**What the task requires**
Select and copy out every line in the records containing "rakiple".

**Raw data**
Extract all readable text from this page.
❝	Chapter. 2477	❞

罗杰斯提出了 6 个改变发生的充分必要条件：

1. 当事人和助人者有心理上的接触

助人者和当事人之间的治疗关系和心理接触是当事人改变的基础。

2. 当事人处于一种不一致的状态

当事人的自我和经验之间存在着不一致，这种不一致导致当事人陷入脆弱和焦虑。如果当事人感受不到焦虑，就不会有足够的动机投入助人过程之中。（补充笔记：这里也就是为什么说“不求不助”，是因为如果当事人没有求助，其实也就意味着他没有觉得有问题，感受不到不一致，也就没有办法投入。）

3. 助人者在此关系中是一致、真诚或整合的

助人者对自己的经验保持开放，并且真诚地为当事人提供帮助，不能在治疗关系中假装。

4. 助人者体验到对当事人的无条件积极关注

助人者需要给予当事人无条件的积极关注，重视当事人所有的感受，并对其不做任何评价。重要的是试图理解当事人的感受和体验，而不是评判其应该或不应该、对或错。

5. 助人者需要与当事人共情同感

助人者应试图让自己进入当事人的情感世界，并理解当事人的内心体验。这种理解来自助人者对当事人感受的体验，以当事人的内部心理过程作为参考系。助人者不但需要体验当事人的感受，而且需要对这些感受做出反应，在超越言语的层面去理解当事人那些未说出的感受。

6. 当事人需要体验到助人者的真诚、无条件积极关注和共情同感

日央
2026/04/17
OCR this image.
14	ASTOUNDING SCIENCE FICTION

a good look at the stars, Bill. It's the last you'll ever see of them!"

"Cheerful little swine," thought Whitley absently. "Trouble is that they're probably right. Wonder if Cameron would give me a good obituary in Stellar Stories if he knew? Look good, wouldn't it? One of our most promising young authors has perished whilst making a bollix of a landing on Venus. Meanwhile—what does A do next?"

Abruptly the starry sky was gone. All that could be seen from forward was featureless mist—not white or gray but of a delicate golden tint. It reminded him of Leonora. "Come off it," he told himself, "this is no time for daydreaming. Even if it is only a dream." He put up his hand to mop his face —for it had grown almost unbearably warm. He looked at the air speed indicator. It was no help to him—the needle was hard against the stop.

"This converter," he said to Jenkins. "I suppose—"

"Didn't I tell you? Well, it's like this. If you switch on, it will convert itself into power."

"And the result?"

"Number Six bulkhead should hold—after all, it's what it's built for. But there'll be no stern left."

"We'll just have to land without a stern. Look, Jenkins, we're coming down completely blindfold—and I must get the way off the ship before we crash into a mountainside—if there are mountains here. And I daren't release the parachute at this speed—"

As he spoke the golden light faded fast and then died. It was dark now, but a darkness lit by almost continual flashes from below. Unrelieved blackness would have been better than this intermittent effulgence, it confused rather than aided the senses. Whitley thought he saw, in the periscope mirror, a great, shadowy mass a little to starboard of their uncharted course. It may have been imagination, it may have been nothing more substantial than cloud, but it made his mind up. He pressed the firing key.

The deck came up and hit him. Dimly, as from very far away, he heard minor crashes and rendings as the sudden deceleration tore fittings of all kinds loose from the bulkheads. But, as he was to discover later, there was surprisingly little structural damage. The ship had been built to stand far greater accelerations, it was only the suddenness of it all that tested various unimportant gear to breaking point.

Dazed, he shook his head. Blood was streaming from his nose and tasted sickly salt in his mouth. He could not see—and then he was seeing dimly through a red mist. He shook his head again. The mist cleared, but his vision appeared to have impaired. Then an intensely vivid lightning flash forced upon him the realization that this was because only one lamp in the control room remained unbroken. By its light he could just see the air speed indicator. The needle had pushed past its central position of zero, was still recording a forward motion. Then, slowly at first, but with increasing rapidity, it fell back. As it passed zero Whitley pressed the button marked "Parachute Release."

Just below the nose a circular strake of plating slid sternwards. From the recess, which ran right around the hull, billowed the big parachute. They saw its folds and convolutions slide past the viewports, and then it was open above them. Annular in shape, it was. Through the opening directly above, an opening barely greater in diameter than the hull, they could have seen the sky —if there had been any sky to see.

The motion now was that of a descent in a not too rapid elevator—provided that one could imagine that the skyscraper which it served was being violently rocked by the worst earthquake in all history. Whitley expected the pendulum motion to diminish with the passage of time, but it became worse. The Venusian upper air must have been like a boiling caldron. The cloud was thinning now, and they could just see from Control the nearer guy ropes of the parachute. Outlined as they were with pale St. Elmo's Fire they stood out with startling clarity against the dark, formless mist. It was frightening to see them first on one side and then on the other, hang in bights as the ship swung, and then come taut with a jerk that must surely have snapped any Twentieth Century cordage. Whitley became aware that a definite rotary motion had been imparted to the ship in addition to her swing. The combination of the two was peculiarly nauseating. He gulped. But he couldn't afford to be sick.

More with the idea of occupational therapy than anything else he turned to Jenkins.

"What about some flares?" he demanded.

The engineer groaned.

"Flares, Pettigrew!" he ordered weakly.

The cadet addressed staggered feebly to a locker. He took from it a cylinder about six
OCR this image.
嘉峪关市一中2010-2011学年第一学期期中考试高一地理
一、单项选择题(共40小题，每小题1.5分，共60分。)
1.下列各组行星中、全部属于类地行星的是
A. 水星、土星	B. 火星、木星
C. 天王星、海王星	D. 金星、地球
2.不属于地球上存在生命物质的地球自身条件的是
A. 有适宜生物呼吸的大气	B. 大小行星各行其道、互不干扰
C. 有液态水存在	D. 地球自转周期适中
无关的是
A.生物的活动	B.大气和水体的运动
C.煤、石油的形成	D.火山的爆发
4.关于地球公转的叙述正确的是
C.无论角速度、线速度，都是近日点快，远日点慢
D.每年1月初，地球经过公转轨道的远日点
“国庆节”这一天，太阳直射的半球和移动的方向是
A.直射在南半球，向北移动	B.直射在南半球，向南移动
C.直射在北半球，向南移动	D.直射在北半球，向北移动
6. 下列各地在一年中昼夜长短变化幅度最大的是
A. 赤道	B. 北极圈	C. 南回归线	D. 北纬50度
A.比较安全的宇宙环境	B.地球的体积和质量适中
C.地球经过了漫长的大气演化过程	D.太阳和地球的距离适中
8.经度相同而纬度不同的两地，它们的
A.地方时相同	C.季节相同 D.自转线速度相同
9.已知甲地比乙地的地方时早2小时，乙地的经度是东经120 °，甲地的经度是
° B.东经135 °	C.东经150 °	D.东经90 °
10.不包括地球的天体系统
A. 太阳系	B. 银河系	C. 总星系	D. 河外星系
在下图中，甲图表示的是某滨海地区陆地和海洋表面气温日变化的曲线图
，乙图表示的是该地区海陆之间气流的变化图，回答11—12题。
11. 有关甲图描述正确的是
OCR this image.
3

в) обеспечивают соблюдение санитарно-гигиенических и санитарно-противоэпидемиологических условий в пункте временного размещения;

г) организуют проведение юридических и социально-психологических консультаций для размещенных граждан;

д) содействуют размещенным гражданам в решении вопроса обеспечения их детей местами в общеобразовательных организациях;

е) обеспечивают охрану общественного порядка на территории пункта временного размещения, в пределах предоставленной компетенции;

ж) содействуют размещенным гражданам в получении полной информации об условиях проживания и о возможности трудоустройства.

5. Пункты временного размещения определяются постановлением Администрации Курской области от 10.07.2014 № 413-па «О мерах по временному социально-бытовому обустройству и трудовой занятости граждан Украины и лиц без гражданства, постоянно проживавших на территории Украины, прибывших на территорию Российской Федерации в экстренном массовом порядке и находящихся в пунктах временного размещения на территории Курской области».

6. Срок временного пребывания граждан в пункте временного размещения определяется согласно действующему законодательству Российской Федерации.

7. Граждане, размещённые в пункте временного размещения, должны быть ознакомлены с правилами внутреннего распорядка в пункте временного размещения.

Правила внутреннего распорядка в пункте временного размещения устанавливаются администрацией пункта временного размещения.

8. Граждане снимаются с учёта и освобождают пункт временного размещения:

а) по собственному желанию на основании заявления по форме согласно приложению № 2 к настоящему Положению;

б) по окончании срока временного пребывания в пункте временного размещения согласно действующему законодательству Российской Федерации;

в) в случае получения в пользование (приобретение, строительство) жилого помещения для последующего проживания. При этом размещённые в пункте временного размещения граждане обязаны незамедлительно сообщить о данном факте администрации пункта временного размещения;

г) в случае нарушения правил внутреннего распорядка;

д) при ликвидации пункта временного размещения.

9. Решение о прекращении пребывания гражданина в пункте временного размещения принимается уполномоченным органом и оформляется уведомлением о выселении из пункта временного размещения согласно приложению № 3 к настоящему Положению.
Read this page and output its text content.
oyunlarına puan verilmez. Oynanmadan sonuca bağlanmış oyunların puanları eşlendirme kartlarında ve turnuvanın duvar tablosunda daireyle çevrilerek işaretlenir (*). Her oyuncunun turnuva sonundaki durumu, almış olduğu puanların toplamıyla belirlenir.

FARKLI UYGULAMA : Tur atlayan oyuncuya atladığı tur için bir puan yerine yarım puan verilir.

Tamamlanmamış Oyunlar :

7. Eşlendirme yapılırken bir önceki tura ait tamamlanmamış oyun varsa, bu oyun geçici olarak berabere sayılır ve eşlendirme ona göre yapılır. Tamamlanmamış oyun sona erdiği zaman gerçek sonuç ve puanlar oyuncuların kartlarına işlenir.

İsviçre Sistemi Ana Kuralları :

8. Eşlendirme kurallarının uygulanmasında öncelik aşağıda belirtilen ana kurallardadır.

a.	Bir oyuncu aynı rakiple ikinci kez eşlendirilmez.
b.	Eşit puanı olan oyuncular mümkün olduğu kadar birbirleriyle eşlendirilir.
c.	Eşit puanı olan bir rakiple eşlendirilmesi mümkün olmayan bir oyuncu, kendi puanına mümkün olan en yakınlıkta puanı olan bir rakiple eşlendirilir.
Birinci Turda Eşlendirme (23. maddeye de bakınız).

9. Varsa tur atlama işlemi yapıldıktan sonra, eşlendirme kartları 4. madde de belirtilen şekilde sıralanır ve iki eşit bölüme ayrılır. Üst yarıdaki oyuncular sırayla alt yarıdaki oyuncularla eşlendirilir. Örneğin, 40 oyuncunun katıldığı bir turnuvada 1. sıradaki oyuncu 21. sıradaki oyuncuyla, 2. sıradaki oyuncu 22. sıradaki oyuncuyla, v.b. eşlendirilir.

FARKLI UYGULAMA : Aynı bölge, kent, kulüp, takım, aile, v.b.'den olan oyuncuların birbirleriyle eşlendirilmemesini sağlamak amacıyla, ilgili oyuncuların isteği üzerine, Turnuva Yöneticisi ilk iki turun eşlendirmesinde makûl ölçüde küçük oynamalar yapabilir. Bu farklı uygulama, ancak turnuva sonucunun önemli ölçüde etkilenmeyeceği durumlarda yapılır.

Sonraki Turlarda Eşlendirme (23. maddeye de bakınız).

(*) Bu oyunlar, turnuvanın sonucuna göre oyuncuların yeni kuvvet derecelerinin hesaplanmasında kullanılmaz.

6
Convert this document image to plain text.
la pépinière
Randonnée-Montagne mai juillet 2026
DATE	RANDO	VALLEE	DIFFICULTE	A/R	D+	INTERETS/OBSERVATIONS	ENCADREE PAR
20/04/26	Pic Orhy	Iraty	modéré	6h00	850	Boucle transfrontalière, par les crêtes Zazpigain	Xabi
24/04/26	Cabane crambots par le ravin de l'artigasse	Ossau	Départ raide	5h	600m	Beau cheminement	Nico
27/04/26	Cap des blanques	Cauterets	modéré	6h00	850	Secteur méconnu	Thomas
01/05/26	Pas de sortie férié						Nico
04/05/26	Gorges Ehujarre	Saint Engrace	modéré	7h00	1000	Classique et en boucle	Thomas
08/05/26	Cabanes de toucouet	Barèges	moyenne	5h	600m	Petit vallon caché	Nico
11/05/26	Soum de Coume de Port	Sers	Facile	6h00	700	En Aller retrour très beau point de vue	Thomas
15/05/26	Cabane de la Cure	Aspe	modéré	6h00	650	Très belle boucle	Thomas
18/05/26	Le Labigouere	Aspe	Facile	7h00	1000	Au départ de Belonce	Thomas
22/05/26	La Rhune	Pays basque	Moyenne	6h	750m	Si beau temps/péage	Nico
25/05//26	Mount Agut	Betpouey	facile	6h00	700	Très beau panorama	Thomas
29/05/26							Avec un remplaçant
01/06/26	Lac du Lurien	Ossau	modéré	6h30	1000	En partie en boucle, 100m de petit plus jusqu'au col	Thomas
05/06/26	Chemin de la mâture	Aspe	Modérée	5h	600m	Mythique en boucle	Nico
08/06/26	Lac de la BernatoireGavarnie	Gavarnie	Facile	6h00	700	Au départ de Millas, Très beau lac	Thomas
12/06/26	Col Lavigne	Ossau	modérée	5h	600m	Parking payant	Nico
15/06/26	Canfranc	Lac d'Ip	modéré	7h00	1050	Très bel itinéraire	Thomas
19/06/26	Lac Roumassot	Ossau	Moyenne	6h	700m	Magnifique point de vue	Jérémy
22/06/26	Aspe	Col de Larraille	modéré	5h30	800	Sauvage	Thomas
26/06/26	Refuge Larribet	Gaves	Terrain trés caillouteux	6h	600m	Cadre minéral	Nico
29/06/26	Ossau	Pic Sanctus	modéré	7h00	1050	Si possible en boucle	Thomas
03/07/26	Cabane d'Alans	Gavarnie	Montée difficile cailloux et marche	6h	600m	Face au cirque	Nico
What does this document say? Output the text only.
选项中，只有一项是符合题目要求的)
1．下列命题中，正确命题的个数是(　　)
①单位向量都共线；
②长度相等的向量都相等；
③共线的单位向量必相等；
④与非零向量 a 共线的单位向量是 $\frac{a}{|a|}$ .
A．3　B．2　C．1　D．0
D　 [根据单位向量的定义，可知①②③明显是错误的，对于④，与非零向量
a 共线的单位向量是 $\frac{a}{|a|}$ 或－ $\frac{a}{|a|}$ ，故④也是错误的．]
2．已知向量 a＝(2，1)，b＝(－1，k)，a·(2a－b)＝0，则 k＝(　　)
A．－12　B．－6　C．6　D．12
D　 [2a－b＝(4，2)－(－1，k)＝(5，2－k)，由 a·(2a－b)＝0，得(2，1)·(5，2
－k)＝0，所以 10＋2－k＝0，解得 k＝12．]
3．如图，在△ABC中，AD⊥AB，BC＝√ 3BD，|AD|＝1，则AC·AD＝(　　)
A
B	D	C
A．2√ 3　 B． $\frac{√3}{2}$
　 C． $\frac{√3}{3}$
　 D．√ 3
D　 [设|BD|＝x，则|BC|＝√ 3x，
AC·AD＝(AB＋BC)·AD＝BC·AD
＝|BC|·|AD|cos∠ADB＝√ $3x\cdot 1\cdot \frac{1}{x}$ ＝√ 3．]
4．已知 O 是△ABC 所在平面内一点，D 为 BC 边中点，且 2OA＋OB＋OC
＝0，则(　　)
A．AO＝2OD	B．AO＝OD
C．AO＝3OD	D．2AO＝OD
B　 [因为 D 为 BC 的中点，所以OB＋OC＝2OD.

**Solution to this exercise**
a.	Bir oyuncu aynı rakiple ikinci kez eşlendirilmez.
c.	Eşit puanı olan bir rakiple eşlendirilmesi mümkün olmayan bir oyuncu, kendi puanına mümkün olan en yakınlıkta puanı olan bir rakiple eşlendirilir.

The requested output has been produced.